» CONSIGNES:
1. Traduisez en anglais la phrase suivante de l'article sur la résistance : « Nous sommes aujourd'hui, sur le plan géopolitique, assis sur un volcan. »
2. D'après l'article sur la résistance, à qui l'auteur emprunte-t-il la métaphore de l'Ange de l'Histoire ?
3. Poursuivez, s'il vous plaît, l'article sur la résistance à partir de sa dernière phrase.

====== EXTRAIT DU TEXTE

Du Donbass au Sud-Liban en passant par les BRICS, l’heure est à la résistance. (SOFS – 01/03/25)

AP Photo / © Bilal Hussein

Tout tourne autour du pouvoir transcendant de la résistance, qui unit le christianisme orthodoxe de la terre noire de Novorossiya au chiisme politique de la Méditerranée orientale.

👁‍🗨 Du Donbass au Sud-Liban en passant par les BRICS, l’heure est à la résistance

Par Pepe Escobar, le 1er mars 2025

Pour ceux qui suivent en permanence les péripéties et les rebondissements sur l’échiquier géopolitique mondial, contempler un jour la ville dévastée d’Avdeyevka, au cœur de la guerre dans le Donbass, et une semaine plus tard, les ravages infligés aux villages du sud du Liban, est une expérience profondément émouvante.


Tout tourne autour du pouvoir transcendant de la résistance, qui unit le christianisme orthodoxe de la terre noire de Novorossiya au chiisme politique de la Méditerranée orientale.

Ces images en gros plan, ce microcosme des voies sinueuses, meurtrières et impitoyables de l’Ange de l’Histoire – pour reprendre la métaphore percutante de Walter Benjamin – éclairent les contours d’un tableau d’ensemble en constante évolution et nous aident à mieux appréhender les processus historiques complexes en cours.

Nous sommes aujourd’hui, sur le plan géopolitique, assis sur un volcan. Et l’une des questions clés pour nous permettre d’y voir plus clair, est de comprendre comment les principales nations du BRICS vont réagir face au caractère apparemment immuable du credo des guerres sans fin.

============
====== DONNÉES BRUTES

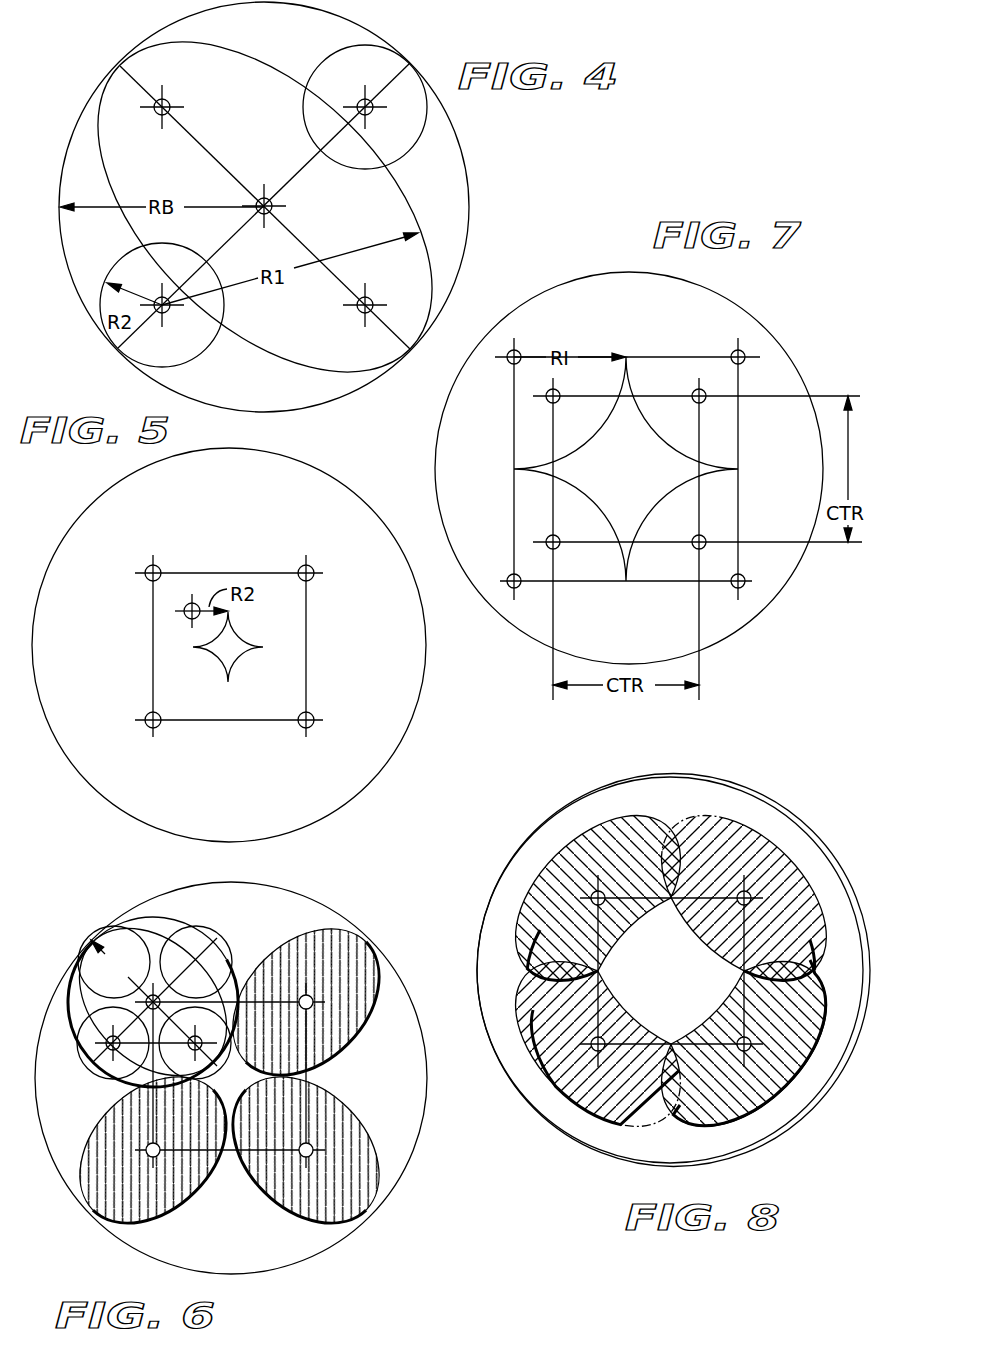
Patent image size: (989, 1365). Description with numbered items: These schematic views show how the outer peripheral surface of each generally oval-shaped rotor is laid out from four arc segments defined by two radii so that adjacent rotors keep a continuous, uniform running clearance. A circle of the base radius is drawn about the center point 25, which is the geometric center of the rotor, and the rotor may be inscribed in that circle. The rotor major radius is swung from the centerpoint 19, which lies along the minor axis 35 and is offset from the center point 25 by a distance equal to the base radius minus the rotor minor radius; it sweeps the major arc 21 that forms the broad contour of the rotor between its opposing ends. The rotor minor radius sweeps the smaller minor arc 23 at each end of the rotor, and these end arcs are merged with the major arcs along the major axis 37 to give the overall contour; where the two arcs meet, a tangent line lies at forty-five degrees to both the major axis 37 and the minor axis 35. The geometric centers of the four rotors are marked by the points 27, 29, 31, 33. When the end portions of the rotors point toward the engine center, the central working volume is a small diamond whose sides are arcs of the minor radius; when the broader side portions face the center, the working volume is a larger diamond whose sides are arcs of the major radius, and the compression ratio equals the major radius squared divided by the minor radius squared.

In FIG. 4, the centerpoint of the rotor major radius 19 is at (263, 206).
In FIG. 4, the major arc 21 is at (406, 206).
In FIG. 4, the minor arc 23 is at (112, 344).
In FIG. 4, the center point 25 is at (265, 199).
In FIG. 7, the geometric center of first rotor 27 is at (554, 403).
In FIG. 5, the geometric center of first rotor 27 is at (153, 565).
In FIG. 6, the geometric center of first rotor 27 is at (188, 936).
In FIG. 8, the geometric center of first rotor 27 is at (627, 867).
In FIG. 7, the geometric center of second rotor 29 is at (572, 515).
In FIG. 5, the geometric center of second rotor 29 is at (157, 729).
In FIG. 6, the geometric center of second rotor 29 is at (147, 1160).
In FIG. 8, the geometric center of second rotor 29 is at (602, 1050).
In FIG. 7, the geometric center of third rotor 31 is at (699, 403).
In FIG. 5, the geometric center of third rotor 31 is at (313, 535).
In FIG. 6, the geometric center of third rotor 31 is at (309, 990).
In FIG. 8, the geometric center of third rotor 31 is at (750, 903).
In FIG. 7, the geometric center of fourth rotor 33 is at (698, 540).
In FIG. 5, the geometric center of fourth rotor 33 is at (301, 731).
In FIG. 6, the geometric center of fourth rotor 33 is at (311, 1160).
In FIG. 8, the geometric center of fourth rotor 33 is at (747, 1050).
In FIG. 4, the minor axis 35 is at (234, 244).
In FIG. 4, the major axis 37 is at (322, 264).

============

» RÉPONSES:
1. Today, geopolitically speaking, we are sitting on a volcano.

2. À Walter Benjamin.

3.
Alors gardons les pieds sur terre. Le ministre russe des Affaires étrangères, Sergueï Lavrov, vient de participer au fascinant processus d’Astana. Il s’est d’abord rendu en Turquie, nouvelle puissance dominante en Syrie, du moins en théorie. Il a rencontré le ministre des Affaires étrangères, Hakan Fidan, ancien chef des services de renseignement turcs, et le président Erdogan.

Même si la Turquie hésite à devenir un partenaire des BRICS après avoir été officiellement invitée au sommet de Kazan l’année dernière, Ankara ne peut tout simplement pas se permettre de s’opposer à la Russie, principalement pour des raisons géo-économiques.

Lavrov s’est ensuite rendu en Iran, dans le cadre du traité de coopération stratégique globale signé le 17 janvier à Moscou.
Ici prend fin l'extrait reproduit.